- **What is asked**:
The records that follow are to be repeated exactly, with the pictures removed.

- **Figure contents as structured data**:

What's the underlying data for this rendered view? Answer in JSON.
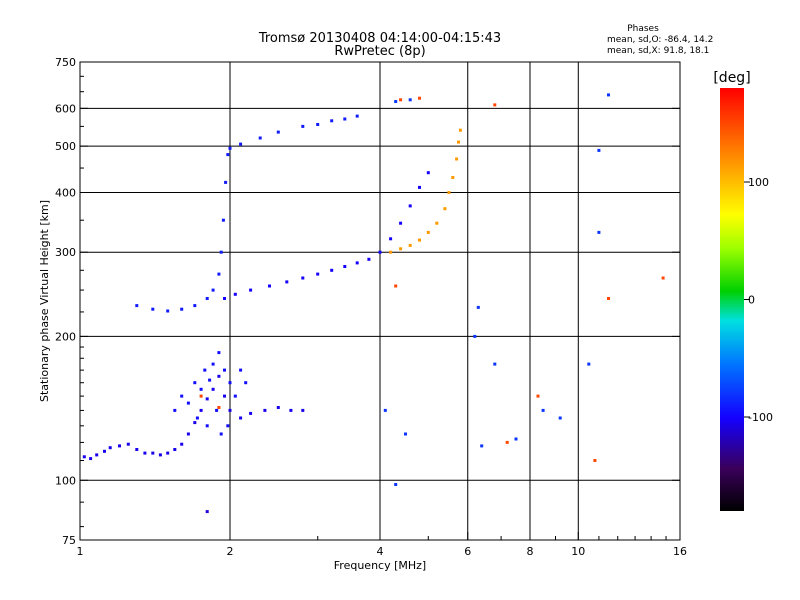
{
  "chart_data": {
    "type": "scatter",
    "title_line1": "Tromsø 20130408 04:14:00-04:15:43",
    "title_line2": "RwPretec (8p)",
    "xlabel": "Frequency [MHz]",
    "ylabel": "Stationary phase Virtual Height [km]",
    "x_scale": "log",
    "y_scale": "log",
    "xlim": [
      1,
      16
    ],
    "ylim": [
      75,
      750
    ],
    "x_ticks": [
      1,
      2,
      4,
      6,
      8,
      10,
      16
    ],
    "x_tick_labels": [
      "1",
      "2",
      "4",
      "6",
      "8",
      "10",
      "16"
    ],
    "x_gridlines": [
      2,
      4,
      6,
      8,
      10
    ],
    "y_ticks": [
      75,
      100,
      200,
      300,
      400,
      500,
      600,
      750
    ],
    "y_tick_labels": [
      "75",
      "100",
      "200",
      "300",
      "400",
      "500",
      "600",
      "750"
    ],
    "y_gridlines": [
      100,
      200,
      300,
      400,
      500,
      600
    ],
    "grid": true,
    "stats": {
      "heading": "Phases",
      "line_o": "mean, sd,O: -86.4, 14.2",
      "line_x": "mean, sd,X:  91.8, 18.1"
    },
    "colorbar": {
      "label": "[deg]",
      "range": [
        -180,
        180
      ],
      "tick_values": [
        100,
        0,
        -100
      ],
      "tick_labels": [
        "100",
        "0",
        "-100"
      ]
    },
    "series": [
      {
        "trace": "low-layer",
        "phase_deg": -105,
        "points": [
          [
            1.02,
            112
          ],
          [
            1.05,
            111
          ],
          [
            1.08,
            113
          ],
          [
            1.12,
            115
          ],
          [
            1.15,
            117
          ],
          [
            1.2,
            118
          ],
          [
            1.25,
            119
          ],
          [
            1.3,
            116
          ],
          [
            1.35,
            114
          ],
          [
            1.4,
            114
          ],
          [
            1.45,
            113
          ],
          [
            1.5,
            114
          ],
          [
            1.55,
            116
          ],
          [
            1.6,
            119
          ],
          [
            1.65,
            125
          ],
          [
            1.7,
            132
          ],
          [
            1.75,
            140
          ],
          [
            1.8,
            148
          ],
          [
            1.85,
            155
          ],
          [
            1.9,
            165
          ],
          [
            1.95,
            150
          ],
          [
            2.0,
            140
          ],
          [
            2.1,
            135
          ],
          [
            2.2,
            138
          ],
          [
            2.35,
            140
          ],
          [
            2.5,
            142
          ],
          [
            2.65,
            140
          ],
          [
            2.8,
            140
          ]
        ]
      },
      {
        "trace": "low-layer-cluster",
        "phase_deg": -95,
        "points": [
          [
            1.55,
            140
          ],
          [
            1.6,
            150
          ],
          [
            1.65,
            145
          ],
          [
            1.7,
            160
          ],
          [
            1.72,
            135
          ],
          [
            1.75,
            155
          ],
          [
            1.78,
            170
          ],
          [
            1.8,
            130
          ],
          [
            1.82,
            162
          ],
          [
            1.85,
            175
          ],
          [
            1.88,
            140
          ],
          [
            1.9,
            185
          ],
          [
            1.92,
            125
          ],
          [
            1.95,
            170
          ],
          [
            1.98,
            130
          ],
          [
            2.0,
            160
          ],
          [
            2.05,
            150
          ],
          [
            2.1,
            170
          ],
          [
            2.15,
            160
          ]
        ]
      },
      {
        "trace": "F-layer-o-mode",
        "phase_deg": -90,
        "points": [
          [
            1.3,
            232
          ],
          [
            1.4,
            228
          ],
          [
            1.5,
            226
          ],
          [
            1.6,
            228
          ],
          [
            1.7,
            232
          ],
          [
            1.8,
            240
          ],
          [
            1.85,
            250
          ],
          [
            1.9,
            270
          ],
          [
            1.92,
            300
          ],
          [
            1.94,
            350
          ],
          [
            1.96,
            420
          ],
          [
            1.98,
            480
          ],
          [
            2.0,
            495
          ],
          [
            2.1,
            505
          ],
          [
            2.3,
            520
          ],
          [
            2.5,
            535
          ],
          [
            2.8,
            550
          ],
          [
            3.0,
            555
          ],
          [
            3.2,
            565
          ],
          [
            3.4,
            570
          ],
          [
            3.6,
            578
          ]
        ]
      },
      {
        "trace": "F-layer-o-mode-lower",
        "phase_deg": -100,
        "points": [
          [
            1.95,
            240
          ],
          [
            2.05,
            245
          ],
          [
            2.2,
            250
          ],
          [
            2.4,
            255
          ],
          [
            2.6,
            260
          ],
          [
            2.8,
            265
          ],
          [
            3.0,
            270
          ],
          [
            3.2,
            275
          ],
          [
            3.4,
            280
          ],
          [
            3.6,
            285
          ],
          [
            3.8,
            290
          ],
          [
            4.0,
            300
          ],
          [
            4.2,
            320
          ],
          [
            4.4,
            345
          ],
          [
            4.6,
            375
          ],
          [
            4.8,
            410
          ],
          [
            5.0,
            440
          ]
        ]
      },
      {
        "trace": "F-layer-x-mode",
        "phase_deg": 115,
        "points": [
          [
            4.2,
            300
          ],
          [
            4.4,
            305
          ],
          [
            4.6,
            310
          ],
          [
            4.8,
            318
          ],
          [
            5.0,
            330
          ],
          [
            5.2,
            345
          ],
          [
            5.4,
            370
          ],
          [
            5.5,
            400
          ],
          [
            5.6,
            430
          ],
          [
            5.7,
            470
          ],
          [
            5.75,
            510
          ],
          [
            5.8,
            540
          ]
        ]
      },
      {
        "trace": "scattered",
        "phase_deg": -80,
        "points": [
          [
            4.1,
            140
          ],
          [
            4.3,
            98
          ],
          [
            4.5,
            125
          ],
          [
            6.2,
            200
          ],
          [
            6.4,
            118
          ],
          [
            6.8,
            175
          ],
          [
            7.5,
            122
          ],
          [
            8.5,
            140
          ],
          [
            9.2,
            135
          ],
          [
            10.5,
            175
          ],
          [
            11.0,
            490
          ],
          [
            11.0,
            330
          ],
          [
            11.5,
            640
          ],
          [
            4.3,
            620
          ],
          [
            4.6,
            625
          ],
          [
            6.3,
            230
          ]
        ]
      },
      {
        "trace": "scattered-warm",
        "phase_deg": 150,
        "points": [
          [
            4.4,
            625
          ],
          [
            4.8,
            630
          ],
          [
            4.3,
            255
          ],
          [
            6.8,
            610
          ],
          [
            7.2,
            120
          ],
          [
            10.8,
            110
          ],
          [
            11.5,
            240
          ],
          [
            14.8,
            265
          ],
          [
            8.3,
            150
          ],
          [
            1.75,
            150
          ],
          [
            1.9,
            142
          ]
        ]
      },
      {
        "trace": "isolated-low",
        "phase_deg": -110,
        "points": [
          [
            1.8,
            86
          ]
        ]
      }
    ]
  }
}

- **Final result**:
What's the underlying data for this rendered view? Answer in JSON.
{
  "chart_data": {
    "type": "scatter",
    "title_line1": "Tromsø 20130408 04:14:00-04:15:43",
    "title_line2": "RwPretec (8p)",
    "xlabel": "Frequency [MHz]",
    "ylabel": "Stationary phase Virtual Height [km]",
    "x_scale": "log",
    "y_scale": "log",
    "xlim": [
      1,
      16
    ],
    "ylim": [
      75,
      750
    ],
    "x_ticks": [
      1,
      2,
      4,
      6,
      8,
      10,
      16
    ],
    "x_tick_labels": [
      "1",
      "2",
      "4",
      "6",
      "8",
      "10",
      "16"
    ],
    "x_gridlines": [
      2,
      4,
      6,
      8,
      10
    ],
    "y_ticks": [
      75,
      100,
      200,
      300,
      400,
      500,
      600,
      750
    ],
    "y_tick_labels": [
      "75",
      "100",
      "200",
      "300",
      "400",
      "500",
      "600",
      "750"
    ],
    "y_gridlines": [
      100,
      200,
      300,
      400,
      500,
      600
    ],
    "grid": true,
    "stats": {
      "heading": "Phases",
      "line_o": "mean, sd,O: -86.4, 14.2",
      "line_x": "mean, sd,X:  91.8, 18.1"
    },
    "colorbar": {
      "label": "[deg]",
      "range": [
        -180,
        180
      ],
      "tick_values": [
        100,
        0,
        -100
      ],
      "tick_labels": [
        "100",
        "0",
        "-100"
      ]
    },
    "series": [
      {
        "trace": "low-layer",
        "phase_deg": -105,
        "points": [
          [
            1.02,
            112
          ],
          [
            1.05,
            111
          ],
          [
            1.08,
            113
          ],
          [
            1.12,
            115
          ],
          [
            1.15,
            117
          ],
          [
            1.2,
            118
          ],
          [
            1.25,
            119
          ],
          [
            1.3,
            116
          ],
          [
            1.35,
            114
          ],
          [
            1.4,
            114
          ],
          [
            1.45,
            113
          ],
          [
            1.5,
            114
          ],
          [
            1.55,
            116
          ],
          [
            1.6,
            119
          ],
          [
            1.65,
            125
          ],
          [
            1.7,
            132
          ],
          [
            1.75,
            140
          ],
          [
            1.8,
            148
          ],
          [
            1.85,
            155
          ],
          [
            1.9,
            165
          ],
          [
            1.95,
            150
          ],
          [
            2.0,
            140
          ],
          [
            2.1,
            135
          ],
          [
            2.2,
            138
          ],
          [
            2.35,
            140
          ],
          [
            2.5,
            142
          ],
          [
            2.65,
            140
          ],
          [
            2.8,
            140
          ]
        ]
      },
      {
        "trace": "low-layer-cluster",
        "phase_deg": -95,
        "points": [
          [
            1.55,
            140
          ],
          [
            1.6,
            150
          ],
          [
            1.65,
            145
          ],
          [
            1.7,
            160
          ],
          [
            1.72,
            135
          ],
          [
            1.75,
            155
          ],
          [
            1.78,
            170
          ],
          [
            1.8,
            130
          ],
          [
            1.82,
            162
          ],
          [
            1.85,
            175
          ],
          [
            1.88,
            140
          ],
          [
            1.9,
            185
          ],
          [
            1.92,
            125
          ],
          [
            1.95,
            170
          ],
          [
            1.98,
            130
          ],
          [
            2.0,
            160
          ],
          [
            2.05,
            150
          ],
          [
            2.1,
            170
          ],
          [
            2.15,
            160
          ]
        ]
      },
      {
        "trace": "F-layer-o-mode",
        "phase_deg": -90,
        "points": [
          [
            1.3,
            232
          ],
          [
            1.4,
            228
          ],
          [
            1.5,
            226
          ],
          [
            1.6,
            228
          ],
          [
            1.7,
            232
          ],
          [
            1.8,
            240
          ],
          [
            1.85,
            250
          ],
          [
            1.9,
            270
          ],
          [
            1.92,
            300
          ],
          [
            1.94,
            350
          ],
          [
            1.96,
            420
          ],
          [
            1.98,
            480
          ],
          [
            2.0,
            495
          ],
          [
            2.1,
            505
          ],
          [
            2.3,
            520
          ],
          [
            2.5,
            535
          ],
          [
            2.8,
            550
          ],
          [
            3.0,
            555
          ],
          [
            3.2,
            565
          ],
          [
            3.4,
            570
          ],
          [
            3.6,
            578
          ]
        ]
      },
      {
        "trace": "F-layer-o-mode-lower",
        "phase_deg": -100,
        "points": [
          [
            1.95,
            240
          ],
          [
            2.05,
            245
          ],
          [
            2.2,
            250
          ],
          [
            2.4,
            255
          ],
          [
            2.6,
            260
          ],
          [
            2.8,
            265
          ],
          [
            3.0,
            270
          ],
          [
            3.2,
            275
          ],
          [
            3.4,
            280
          ],
          [
            3.6,
            285
          ],
          [
            3.8,
            290
          ],
          [
            4.0,
            300
          ],
          [
            4.2,
            320
          ],
          [
            4.4,
            345
          ],
          [
            4.6,
            375
          ],
          [
            4.8,
            410
          ],
          [
            5.0,
            440
          ]
        ]
      },
      {
        "trace": "F-layer-x-mode",
        "phase_deg": 115,
        "points": [
          [
            4.2,
            300
          ],
          [
            4.4,
            305
          ],
          [
            4.6,
            310
          ],
          [
            4.8,
            318
          ],
          [
            5.0,
            330
          ],
          [
            5.2,
            345
          ],
          [
            5.4,
            370
          ],
          [
            5.5,
            400
          ],
          [
            5.6,
            430
          ],
          [
            5.7,
            470
          ],
          [
            5.75,
            510
          ],
          [
            5.8,
            540
          ]
        ]
      },
      {
        "trace": "scattered",
        "phase_deg": -80,
        "points": [
          [
            4.1,
            140
          ],
          [
            4.3,
            98
          ],
          [
            4.5,
            125
          ],
          [
            6.2,
            200
          ],
          [
            6.4,
            118
          ],
          [
            6.8,
            175
          ],
          [
            7.5,
            122
          ],
          [
            8.5,
            140
          ],
          [
            9.2,
            135
          ],
          [
            10.5,
            175
          ],
          [
            11.0,
            490
          ],
          [
            11.0,
            330
          ],
          [
            11.5,
            640
          ],
          [
            4.3,
            620
          ],
          [
            4.6,
            625
          ],
          [
            6.3,
            230
          ]
        ]
      },
      {
        "trace": "scattered-warm",
        "phase_deg": 150,
        "points": [
          [
            4.4,
            625
          ],
          [
            4.8,
            630
          ],
          [
            4.3,
            255
          ],
          [
            6.8,
            610
          ],
          [
            7.2,
            120
          ],
          [
            10.8,
            110
          ],
          [
            11.5,
            240
          ],
          [
            14.8,
            265
          ],
          [
            8.3,
            150
          ],
          [
            1.75,
            150
          ],
          [
            1.9,
            142
          ]
        ]
      },
      {
        "trace": "isolated-low",
        "phase_deg": -110,
        "points": [
          [
            1.8,
            86
          ]
        ]
      }
    ]
  }
}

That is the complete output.